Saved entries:
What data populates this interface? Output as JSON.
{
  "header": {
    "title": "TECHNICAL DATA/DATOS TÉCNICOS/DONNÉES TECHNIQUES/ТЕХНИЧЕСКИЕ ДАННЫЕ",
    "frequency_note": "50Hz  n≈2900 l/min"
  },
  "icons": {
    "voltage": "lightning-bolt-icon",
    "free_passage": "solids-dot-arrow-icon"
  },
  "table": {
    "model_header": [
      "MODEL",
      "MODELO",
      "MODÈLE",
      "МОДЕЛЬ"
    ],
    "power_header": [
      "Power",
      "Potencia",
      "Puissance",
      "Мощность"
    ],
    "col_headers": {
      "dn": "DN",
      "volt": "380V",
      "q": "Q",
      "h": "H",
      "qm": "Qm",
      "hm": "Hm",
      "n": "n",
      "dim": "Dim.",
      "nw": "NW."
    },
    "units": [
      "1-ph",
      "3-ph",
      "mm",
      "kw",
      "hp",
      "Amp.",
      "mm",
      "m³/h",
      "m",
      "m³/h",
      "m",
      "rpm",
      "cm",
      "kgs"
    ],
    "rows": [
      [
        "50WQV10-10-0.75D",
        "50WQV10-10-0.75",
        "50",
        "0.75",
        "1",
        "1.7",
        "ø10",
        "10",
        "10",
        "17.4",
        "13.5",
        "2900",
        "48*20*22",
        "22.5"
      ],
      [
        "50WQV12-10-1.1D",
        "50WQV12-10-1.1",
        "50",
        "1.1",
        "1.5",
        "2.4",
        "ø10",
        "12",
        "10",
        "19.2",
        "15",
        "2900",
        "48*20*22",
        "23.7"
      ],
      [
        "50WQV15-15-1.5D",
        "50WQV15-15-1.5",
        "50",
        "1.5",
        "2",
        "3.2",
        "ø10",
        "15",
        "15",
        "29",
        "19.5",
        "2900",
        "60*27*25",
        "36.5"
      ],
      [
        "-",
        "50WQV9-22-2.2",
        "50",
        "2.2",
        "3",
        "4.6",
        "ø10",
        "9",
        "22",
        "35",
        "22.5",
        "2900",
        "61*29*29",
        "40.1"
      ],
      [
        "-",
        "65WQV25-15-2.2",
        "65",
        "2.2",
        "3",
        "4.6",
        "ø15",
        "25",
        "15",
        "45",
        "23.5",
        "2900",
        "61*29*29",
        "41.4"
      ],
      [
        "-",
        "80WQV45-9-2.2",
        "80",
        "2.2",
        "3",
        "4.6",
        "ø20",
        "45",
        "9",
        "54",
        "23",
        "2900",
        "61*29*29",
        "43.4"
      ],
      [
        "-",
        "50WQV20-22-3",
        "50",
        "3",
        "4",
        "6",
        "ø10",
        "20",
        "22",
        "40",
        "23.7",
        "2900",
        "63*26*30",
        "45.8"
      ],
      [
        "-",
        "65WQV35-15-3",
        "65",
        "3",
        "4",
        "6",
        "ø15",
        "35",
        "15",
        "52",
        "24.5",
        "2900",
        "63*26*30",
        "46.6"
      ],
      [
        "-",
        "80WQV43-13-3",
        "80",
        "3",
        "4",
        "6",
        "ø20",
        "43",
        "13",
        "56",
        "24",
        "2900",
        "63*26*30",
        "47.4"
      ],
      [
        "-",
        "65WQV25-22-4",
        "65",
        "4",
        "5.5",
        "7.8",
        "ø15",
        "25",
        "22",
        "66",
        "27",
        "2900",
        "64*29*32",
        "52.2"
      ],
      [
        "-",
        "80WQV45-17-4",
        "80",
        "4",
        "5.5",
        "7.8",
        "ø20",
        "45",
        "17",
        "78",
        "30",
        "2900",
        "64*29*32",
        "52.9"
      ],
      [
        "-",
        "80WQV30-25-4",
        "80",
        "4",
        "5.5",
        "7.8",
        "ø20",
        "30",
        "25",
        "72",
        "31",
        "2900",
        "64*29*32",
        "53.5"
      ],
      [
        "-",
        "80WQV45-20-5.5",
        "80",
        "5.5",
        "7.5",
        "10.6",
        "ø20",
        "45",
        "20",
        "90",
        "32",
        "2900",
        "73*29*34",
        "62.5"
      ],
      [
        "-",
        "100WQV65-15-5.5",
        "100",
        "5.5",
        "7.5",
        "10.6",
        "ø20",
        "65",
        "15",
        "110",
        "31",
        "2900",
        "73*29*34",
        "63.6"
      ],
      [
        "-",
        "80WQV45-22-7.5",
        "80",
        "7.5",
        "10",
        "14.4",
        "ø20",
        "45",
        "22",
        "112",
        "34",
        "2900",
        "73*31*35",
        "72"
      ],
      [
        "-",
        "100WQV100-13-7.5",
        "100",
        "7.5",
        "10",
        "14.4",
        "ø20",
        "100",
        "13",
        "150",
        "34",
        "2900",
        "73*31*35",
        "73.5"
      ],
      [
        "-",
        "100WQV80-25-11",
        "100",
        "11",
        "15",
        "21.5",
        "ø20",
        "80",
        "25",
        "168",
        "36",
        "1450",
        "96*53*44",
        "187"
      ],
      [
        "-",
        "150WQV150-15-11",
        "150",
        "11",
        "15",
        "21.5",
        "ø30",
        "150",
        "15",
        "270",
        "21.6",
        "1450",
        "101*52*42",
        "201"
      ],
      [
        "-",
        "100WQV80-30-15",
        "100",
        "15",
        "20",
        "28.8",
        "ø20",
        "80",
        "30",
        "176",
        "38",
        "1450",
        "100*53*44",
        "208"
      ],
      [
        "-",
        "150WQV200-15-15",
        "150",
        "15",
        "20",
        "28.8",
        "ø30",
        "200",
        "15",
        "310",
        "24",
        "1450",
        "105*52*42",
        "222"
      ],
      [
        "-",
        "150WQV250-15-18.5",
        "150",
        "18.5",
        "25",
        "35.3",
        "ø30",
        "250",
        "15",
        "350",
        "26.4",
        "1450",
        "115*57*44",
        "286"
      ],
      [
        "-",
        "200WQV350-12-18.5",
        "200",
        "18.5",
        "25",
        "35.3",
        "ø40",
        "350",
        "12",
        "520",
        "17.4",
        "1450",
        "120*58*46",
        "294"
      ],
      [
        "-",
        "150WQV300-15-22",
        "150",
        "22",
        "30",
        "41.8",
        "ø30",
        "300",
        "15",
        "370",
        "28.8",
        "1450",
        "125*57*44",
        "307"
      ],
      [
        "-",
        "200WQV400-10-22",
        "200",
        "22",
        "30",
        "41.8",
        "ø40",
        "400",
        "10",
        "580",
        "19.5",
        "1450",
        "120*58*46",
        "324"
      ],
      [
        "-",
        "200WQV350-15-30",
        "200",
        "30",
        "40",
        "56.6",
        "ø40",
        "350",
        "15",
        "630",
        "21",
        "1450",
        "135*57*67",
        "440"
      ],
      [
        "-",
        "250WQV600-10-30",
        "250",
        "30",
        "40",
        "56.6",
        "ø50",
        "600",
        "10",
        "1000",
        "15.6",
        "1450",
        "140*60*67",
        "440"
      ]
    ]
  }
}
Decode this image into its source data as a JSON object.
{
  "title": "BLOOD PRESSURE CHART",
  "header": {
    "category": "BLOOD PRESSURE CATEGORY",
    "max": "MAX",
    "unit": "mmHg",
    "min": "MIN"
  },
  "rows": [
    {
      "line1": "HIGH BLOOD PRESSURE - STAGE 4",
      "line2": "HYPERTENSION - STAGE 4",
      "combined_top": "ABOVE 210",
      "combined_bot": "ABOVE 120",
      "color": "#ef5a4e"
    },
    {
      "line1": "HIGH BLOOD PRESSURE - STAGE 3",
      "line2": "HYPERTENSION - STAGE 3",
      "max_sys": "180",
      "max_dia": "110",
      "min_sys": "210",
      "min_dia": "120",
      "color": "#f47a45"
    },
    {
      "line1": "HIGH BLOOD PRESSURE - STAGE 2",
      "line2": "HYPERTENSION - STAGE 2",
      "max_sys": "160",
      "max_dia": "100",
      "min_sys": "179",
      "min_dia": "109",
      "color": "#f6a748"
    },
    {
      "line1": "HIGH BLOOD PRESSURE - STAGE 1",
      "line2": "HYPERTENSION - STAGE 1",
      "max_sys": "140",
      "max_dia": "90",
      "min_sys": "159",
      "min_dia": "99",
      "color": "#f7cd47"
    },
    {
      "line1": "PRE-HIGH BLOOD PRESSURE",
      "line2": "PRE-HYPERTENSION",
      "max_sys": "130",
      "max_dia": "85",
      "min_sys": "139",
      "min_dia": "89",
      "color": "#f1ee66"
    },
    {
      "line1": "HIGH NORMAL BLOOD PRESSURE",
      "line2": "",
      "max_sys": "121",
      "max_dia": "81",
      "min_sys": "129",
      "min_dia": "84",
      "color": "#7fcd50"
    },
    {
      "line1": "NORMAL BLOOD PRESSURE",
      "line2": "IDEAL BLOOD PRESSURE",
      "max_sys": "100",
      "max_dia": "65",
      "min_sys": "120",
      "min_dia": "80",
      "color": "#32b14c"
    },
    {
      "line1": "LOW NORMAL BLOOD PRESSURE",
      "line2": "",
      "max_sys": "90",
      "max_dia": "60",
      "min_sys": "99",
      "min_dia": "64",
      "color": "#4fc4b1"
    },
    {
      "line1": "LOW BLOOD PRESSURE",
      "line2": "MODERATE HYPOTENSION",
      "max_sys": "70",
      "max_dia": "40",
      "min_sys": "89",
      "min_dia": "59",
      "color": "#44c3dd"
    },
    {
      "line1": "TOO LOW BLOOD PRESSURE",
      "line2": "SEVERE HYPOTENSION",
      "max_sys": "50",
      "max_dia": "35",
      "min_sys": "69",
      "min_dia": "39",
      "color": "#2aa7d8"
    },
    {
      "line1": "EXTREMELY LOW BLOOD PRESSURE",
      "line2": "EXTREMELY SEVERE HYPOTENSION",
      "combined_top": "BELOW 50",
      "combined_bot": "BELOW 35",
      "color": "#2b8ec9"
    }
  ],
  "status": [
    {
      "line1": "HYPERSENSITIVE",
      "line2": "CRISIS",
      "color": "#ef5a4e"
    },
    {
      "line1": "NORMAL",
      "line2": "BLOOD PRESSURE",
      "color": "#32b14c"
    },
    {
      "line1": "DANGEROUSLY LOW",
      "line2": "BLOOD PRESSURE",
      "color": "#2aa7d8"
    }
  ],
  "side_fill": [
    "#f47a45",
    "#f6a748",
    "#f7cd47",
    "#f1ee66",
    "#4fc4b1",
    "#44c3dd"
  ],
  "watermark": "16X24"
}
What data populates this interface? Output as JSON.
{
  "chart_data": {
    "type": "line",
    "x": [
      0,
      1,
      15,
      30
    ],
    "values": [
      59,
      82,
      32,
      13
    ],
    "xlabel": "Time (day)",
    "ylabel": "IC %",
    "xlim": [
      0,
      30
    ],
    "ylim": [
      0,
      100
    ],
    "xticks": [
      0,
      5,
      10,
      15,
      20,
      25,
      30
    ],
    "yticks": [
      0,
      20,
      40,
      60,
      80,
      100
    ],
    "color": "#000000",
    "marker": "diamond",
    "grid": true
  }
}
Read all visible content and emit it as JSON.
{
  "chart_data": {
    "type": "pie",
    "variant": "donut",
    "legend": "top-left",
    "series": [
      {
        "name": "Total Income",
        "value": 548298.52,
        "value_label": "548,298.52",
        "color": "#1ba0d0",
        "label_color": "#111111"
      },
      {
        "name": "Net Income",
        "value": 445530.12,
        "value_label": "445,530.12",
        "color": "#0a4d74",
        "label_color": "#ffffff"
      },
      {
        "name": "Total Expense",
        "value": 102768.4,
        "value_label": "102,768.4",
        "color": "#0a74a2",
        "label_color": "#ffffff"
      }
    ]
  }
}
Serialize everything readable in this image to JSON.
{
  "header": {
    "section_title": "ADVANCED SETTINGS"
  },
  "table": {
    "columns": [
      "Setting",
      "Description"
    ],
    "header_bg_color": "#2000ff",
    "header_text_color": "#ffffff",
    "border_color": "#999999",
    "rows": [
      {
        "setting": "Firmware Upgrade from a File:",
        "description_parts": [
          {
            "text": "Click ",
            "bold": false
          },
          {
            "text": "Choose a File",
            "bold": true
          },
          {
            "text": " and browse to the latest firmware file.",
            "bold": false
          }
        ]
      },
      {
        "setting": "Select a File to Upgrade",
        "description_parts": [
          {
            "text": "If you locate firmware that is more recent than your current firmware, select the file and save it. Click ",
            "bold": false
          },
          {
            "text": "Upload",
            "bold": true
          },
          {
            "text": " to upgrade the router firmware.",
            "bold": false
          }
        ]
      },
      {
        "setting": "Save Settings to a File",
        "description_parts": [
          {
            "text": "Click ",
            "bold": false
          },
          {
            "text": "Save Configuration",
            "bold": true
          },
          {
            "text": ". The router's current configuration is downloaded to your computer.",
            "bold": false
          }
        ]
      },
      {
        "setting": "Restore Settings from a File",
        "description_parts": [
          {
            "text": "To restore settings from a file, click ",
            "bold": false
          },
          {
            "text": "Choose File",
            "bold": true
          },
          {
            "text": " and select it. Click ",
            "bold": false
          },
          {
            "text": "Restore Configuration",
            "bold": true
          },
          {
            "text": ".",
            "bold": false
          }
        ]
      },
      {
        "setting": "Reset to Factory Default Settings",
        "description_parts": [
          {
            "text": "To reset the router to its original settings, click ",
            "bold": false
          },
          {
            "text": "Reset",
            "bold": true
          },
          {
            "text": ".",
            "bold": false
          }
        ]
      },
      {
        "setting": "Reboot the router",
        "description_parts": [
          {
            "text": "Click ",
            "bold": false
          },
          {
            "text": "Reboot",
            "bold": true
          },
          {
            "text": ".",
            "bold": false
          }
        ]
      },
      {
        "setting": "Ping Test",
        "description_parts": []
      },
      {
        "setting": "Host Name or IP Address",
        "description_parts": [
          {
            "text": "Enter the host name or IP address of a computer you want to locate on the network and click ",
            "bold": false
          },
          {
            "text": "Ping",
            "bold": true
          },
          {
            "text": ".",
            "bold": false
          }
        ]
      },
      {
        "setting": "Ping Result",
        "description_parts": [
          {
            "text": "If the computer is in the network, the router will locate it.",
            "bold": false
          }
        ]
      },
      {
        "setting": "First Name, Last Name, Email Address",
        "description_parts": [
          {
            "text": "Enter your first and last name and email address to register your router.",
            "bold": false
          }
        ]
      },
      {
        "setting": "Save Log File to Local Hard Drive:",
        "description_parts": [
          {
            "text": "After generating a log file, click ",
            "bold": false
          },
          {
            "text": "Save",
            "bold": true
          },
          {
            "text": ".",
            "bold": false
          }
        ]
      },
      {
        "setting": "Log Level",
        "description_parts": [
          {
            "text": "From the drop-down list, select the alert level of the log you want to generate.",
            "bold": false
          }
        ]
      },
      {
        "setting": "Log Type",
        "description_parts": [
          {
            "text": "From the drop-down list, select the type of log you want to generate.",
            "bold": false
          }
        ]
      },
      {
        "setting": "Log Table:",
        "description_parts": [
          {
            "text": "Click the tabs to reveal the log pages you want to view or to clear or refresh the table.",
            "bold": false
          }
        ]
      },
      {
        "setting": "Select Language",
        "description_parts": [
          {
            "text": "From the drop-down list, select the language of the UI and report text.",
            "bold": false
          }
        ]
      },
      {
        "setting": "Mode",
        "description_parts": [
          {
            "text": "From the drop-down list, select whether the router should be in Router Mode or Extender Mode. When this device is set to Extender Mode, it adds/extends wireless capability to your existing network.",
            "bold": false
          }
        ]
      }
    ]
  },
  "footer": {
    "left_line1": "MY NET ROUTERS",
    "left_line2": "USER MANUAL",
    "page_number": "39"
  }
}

▶ **Given instruction**:
Identify each line in the records above that contains the word "Total", and copy it out in full.

▶ **Response**:
        "name": "Total Income",
        "name": "Total Expense",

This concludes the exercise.